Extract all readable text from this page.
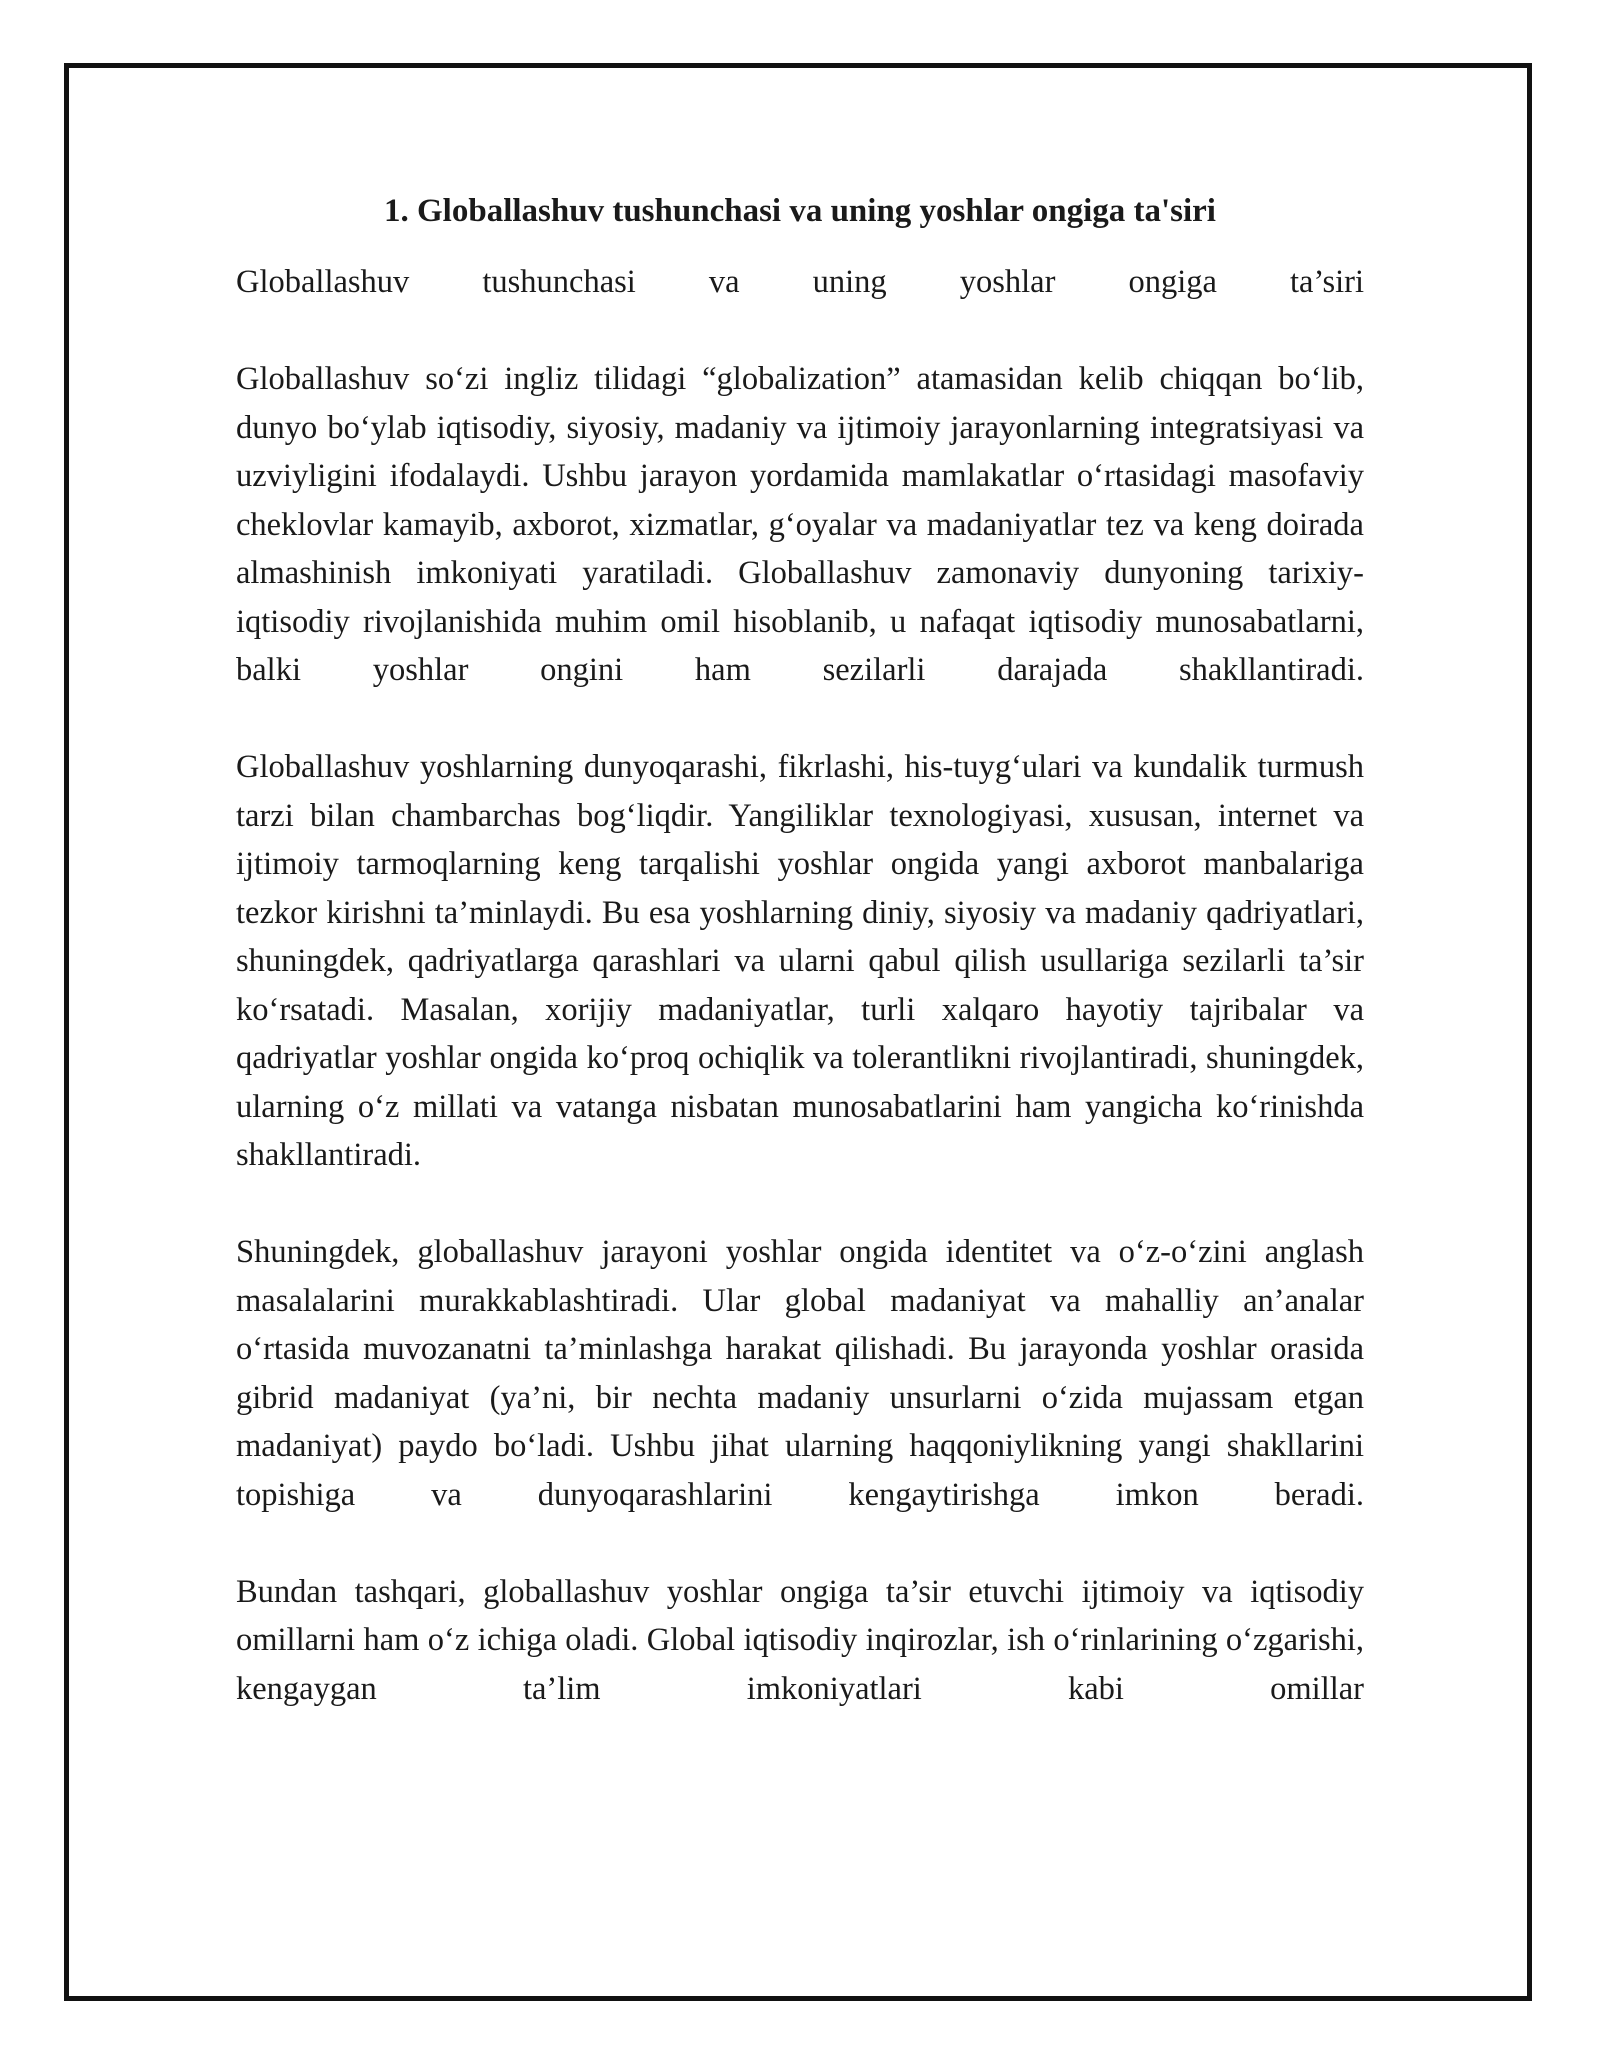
1. Globallashuv tushunchasi va uning yoshlar ongiga ta'siri

Globallashuv tushunchasi va uning yoshlar ongiga ta’siri

Globallashuv so‘zi ingliz tilidagi “globalization” atamasidan kelib chiqqan bo‘lib, dunyo bo‘ylab iqtisodiy, siyosiy, madaniy va ijtimoiy jarayonlarning integratsiyasi va uzviyligini ifodalaydi. Ushbu jarayon yordamida mamlakatlar o‘rtasidagi masofaviy cheklovlar kamayib, axborot, xizmatlar, g‘oyalar va madaniyatlar tez va keng doirada almashinish imkoniyati yaratiladi. Globallashuv zamonaviy dunyoning tarixiy-iqtisodiy rivojlanishida muhim omil hisoblanib, u nafaqat iqtisodiy munosabatlarni, balki yoshlar ongini ham sezilarli darajada shakllantiradi.

Globallashuv yoshlarning dunyoqarashi, fikrlashi, his-tuyg‘ulari va kundalik turmush tarzi bilan chambarchas bog‘liqdir. Yangiliklar texnologiyasi, xususan, internet va ijtimoiy tarmoqlarning keng tarqalishi yoshlar ongida yangi axborot manbalariga tezkor kirishni ta’minlaydi. Bu esa yoshlarning diniy, siyosiy va madaniy qadriyatlari, shuningdek, qadriyatlarga qarashlari va ularni qabul qilish usullariga sezilarli ta’sir ko‘rsatadi. Masalan, xorijiy madaniyatlar, turli xalqaro hayotiy tajribalar va qadriyatlar yoshlar ongida ko‘proq ochiqlik va tolerantlikni rivojlantiradi, shuningdek, ularning o‘z millati va vatanga nisbatan munosabatlarini ham yangicha ko‘rinishda shakllantiradi.

Shuningdek, globallashuv jarayoni yoshlar ongida identitet va o‘z-o‘zini anglash masalalarini murakkablashtiradi. Ular global madaniyat va mahalliy an’analar o‘rtasida muvozanatni ta’minlashga harakat qilishadi. Bu jarayonda yoshlar orasida gibrid madaniyat (ya’ni, bir nechta madaniy unsurlarni o‘zida mujassam etgan madaniyat) paydo bo‘ladi. Ushbu jihat ularning haqqoniylikning yangi shakllarini topishiga va dunyoqarashlarini kengaytirishga imkon beradi.

Bundan tashqari, globallashuv yoshlar ongiga ta’sir etuvchi ijtimoiy va iqtisodiy omillarni ham o‘z ichiga oladi. Global iqtisodiy inqirozlar, ish o‘rinlarining o‘zgarishi, kengaygan ta’lim imkoniyatlari kabi omillar
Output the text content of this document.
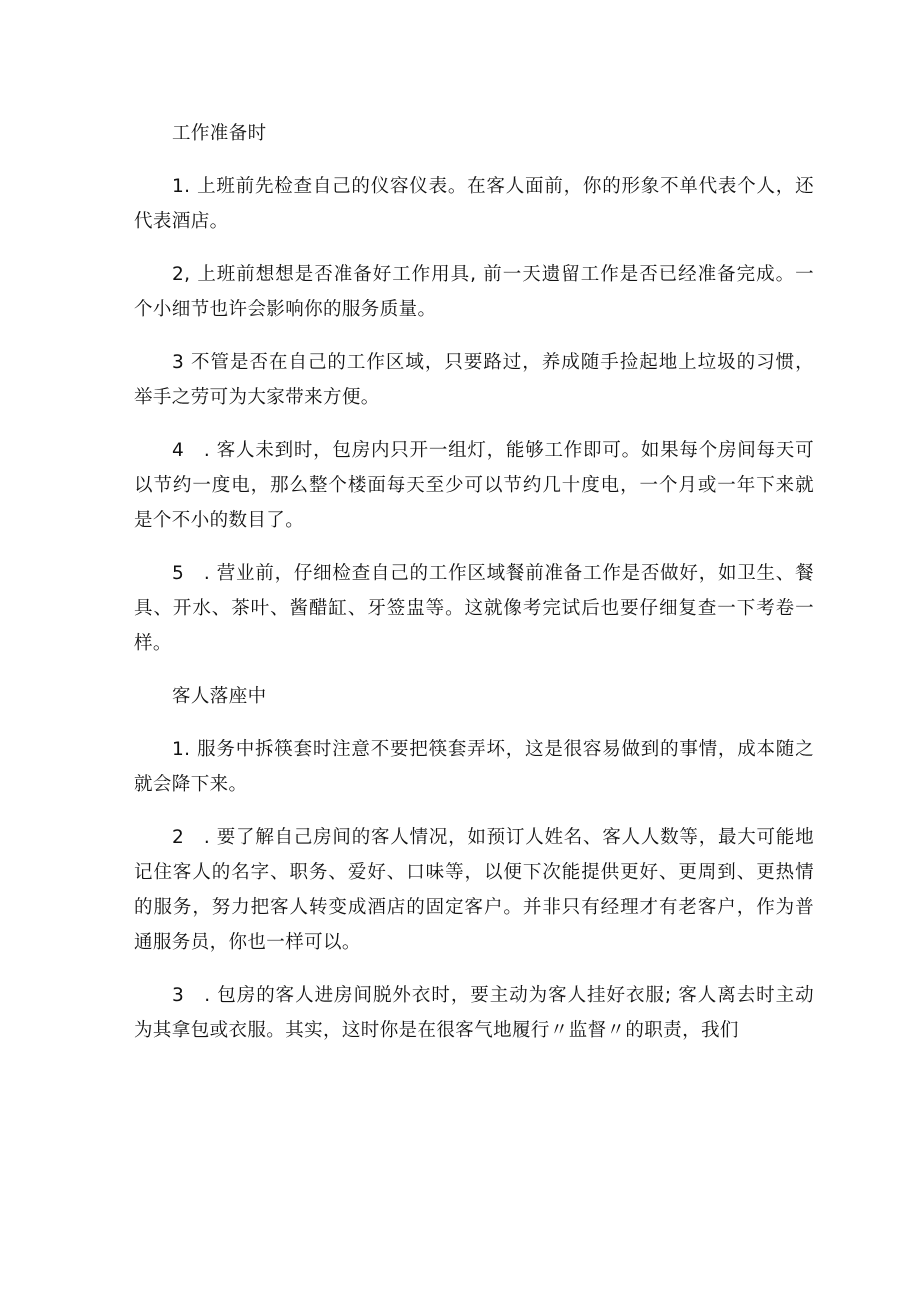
工作准备时
1. 上班前先检查自己的仪容仪表。在客人面前，你的形象不单代表个人，还代表酒店。
2, 上班前想想是否准备好工作用具, 前一天遗留工作是否已经准备完成。一个小细节也许会影响你的服务质量。
3 不管是否在自己的工作区域，只要路过，养成随手捡起地上垃圾的习惯，举手之劳可为大家带来方便。
4　. 客人未到时，包房内只开一组灯，能够工作即可。如果每个房间每天可以节约一度电，那么整个楼面每天至少可以节约几十度电，一个月或一年下来就是个不小的数目了。
5　. 营业前，仔细检查自己的工作区域餐前准备工作是否做好，如卫生、餐具、开水、茶叶、酱醋缸、牙签盅等。这就像考完试后也要仔细复查一下考卷一样。
客人落座中
1. 服务中拆筷套时注意不要把筷套弄坏，这是很容易做到的事情，成本随之就会降下来。
2　. 要了解自己房间的客人情况，如预订人姓名、客人人数等，最大可能地记住客人的名字、职务、爱好、口味等，以便下次能提供更好、更周到、更热情的服务，努力把客人转变成酒店的固定客户。并非只有经理才有老客户，作为普通服务员，你也一样可以。
3　. 包房的客人进房间脱外衣时，要主动为客人挂好衣服; 客人离去时主动为其拿包或衣服。其实，这时你是在很客气地履行〃监督〃的职责，我们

________________________

Reproduce all entries exactly. Pictures do not belong in the copy.

• SOLUTION FOR THIS PROBLEM:
Extract all readable text from this page.
1. Globallashuv tushunchasi va uning yoshlar ongiga ta'siri

Globallashuv tushunchasi va uning yoshlar ongiga ta’siri

Globallashuv so‘zi ingliz tilidagi “globalization” atamasidan kelib chiqqan bo‘lib, dunyo bo‘ylab iqtisodiy, siyosiy, madaniy va ijtimoiy jarayonlarning integratsiyasi va uzviyligini ifodalaydi. Ushbu jarayon yordamida mamlakatlar o‘rtasidagi masofaviy cheklovlar kamayib, axborot, xizmatlar, g‘oyalar va madaniyatlar tez va keng doirada almashinish imkoniyati yaratiladi. Globallashuv zamonaviy dunyoning tarixiy-iqtisodiy rivojlanishida muhim omil hisoblanib, u nafaqat iqtisodiy munosabatlarni, balki yoshlar ongini ham sezilarli darajada shakllantiradi.

Globallashuv yoshlarning dunyoqarashi, fikrlashi, his-tuyg‘ulari va kundalik turmush tarzi bilan chambarchas bog‘liqdir. Yangiliklar texnologiyasi, xususan, internet va ijtimoiy tarmoqlarning keng tarqalishi yoshlar ongida yangi axborot manbalariga tezkor kirishni ta’minlaydi. Bu esa yoshlarning diniy, siyosiy va madaniy qadriyatlari, shuningdek, qadriyatlarga qarashlari va ularni qabul qilish usullariga sezilarli ta’sir ko‘rsatadi. Masalan, xorijiy madaniyatlar, turli xalqaro hayotiy tajribalar va qadriyatlar yoshlar ongida ko‘proq ochiqlik va tolerantlikni rivojlantiradi, shuningdek, ularning o‘z millati va vatanga nisbatan munosabatlarini ham yangicha ko‘rinishda shakllantiradi.

Shuningdek, globallashuv jarayoni yoshlar ongida identitet va o‘z-o‘zini anglash masalalarini murakkablashtiradi. Ular global madaniyat va mahalliy an’analar o‘rtasida muvozanatni ta’minlashga harakat qilishadi. Bu jarayonda yoshlar orasida gibrid madaniyat (ya’ni, bir nechta madaniy unsurlarni o‘zida mujassam etgan madaniyat) paydo bo‘ladi. Ushbu jihat ularning haqqoniylikning yangi shakllarini topishiga va dunyoqarashlarini kengaytirishga imkon beradi.

Bundan tashqari, globallashuv yoshlar ongiga ta’sir etuvchi ijtimoiy va iqtisodiy omillarni ham o‘z ichiga oladi. Global iqtisodiy inqirozlar, ish o‘rinlarining o‘zgarishi, kengaygan ta’lim imkoniyatlari kabi omillar
Output the text content of this document.
工作准备时
1. 上班前先检查自己的仪容仪表。在客人面前，你的形象不单代表个人，还代表酒店。
2, 上班前想想是否准备好工作用具, 前一天遗留工作是否已经准备完成。一个小细节也许会影响你的服务质量。
3 不管是否在自己的工作区域，只要路过，养成随手捡起地上垃圾的习惯，举手之劳可为大家带来方便。
4　. 客人未到时，包房内只开一组灯，能够工作即可。如果每个房间每天可以节约一度电，那么整个楼面每天至少可以节约几十度电，一个月或一年下来就是个不小的数目了。
5　. 营业前，仔细检查自己的工作区域餐前准备工作是否做好，如卫生、餐具、开水、茶叶、酱醋缸、牙签盅等。这就像考完试后也要仔细复查一下考卷一样。
客人落座中
1. 服务中拆筷套时注意不要把筷套弄坏，这是很容易做到的事情，成本随之就会降下来。
2　. 要了解自己房间的客人情况，如预订人姓名、客人人数等，最大可能地记住客人的名字、职务、爱好、口味等，以便下次能提供更好、更周到、更热情的服务，努力把客人转变成酒店的固定客户。并非只有经理才有老客户，作为普通服务员，你也一样可以。
3　. 包房的客人进房间脱外衣时，要主动为客人挂好衣服; 客人离去时主动为其拿包或衣服。其实，这时你是在很客气地履行〃监督〃的职责，我们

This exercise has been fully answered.